GOAL OF THE EXERCISE: Filter the records below down to lines containing "para".

Stored records:
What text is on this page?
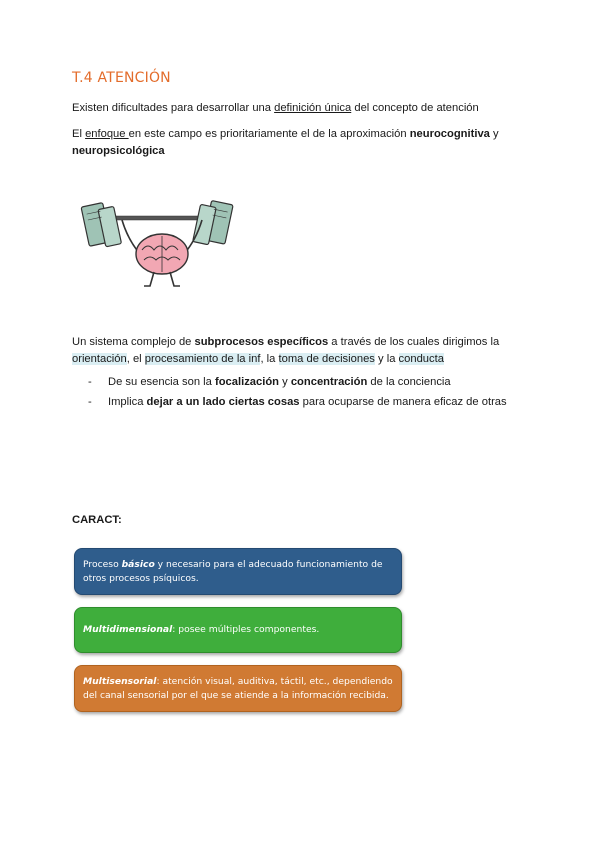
T.4 ATENCIÓN

Existen dificultades para desarrollar una definición única del concepto de atención

El enfoque en este campo es prioritariamente el de la aproximación neurocognitiva y neuropsicológica

Un sistema complejo de subprocesos específicos a través de los cuales dirigimos la orientación, el procesamiento de la inf, la toma de decisiones y la conducta

- De su esencia son la focalización y concentración de la conciencia
- Implica dejar a un lado ciertas cosas para ocuparse de manera eficaz de otras

CARACT:

Proceso básico y necesario para el adecuado funcionamiento de otros procesos psíquicos.
Multidimensional: posee múltiples componentes.
Multisensorial: atención visual, auditiva, táctil, etc., dependiendo del canal sensorial por el que se atiende a la información recibida.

FULL OUTPUT:
Existen dificultades para desarrollar una definición única del concepto de atención
- Implica dejar a un lado ciertas cosas para ocuparse de manera eficaz de otras
Proceso básico y necesario para el adecuado funcionamiento de otros procesos psíquicos.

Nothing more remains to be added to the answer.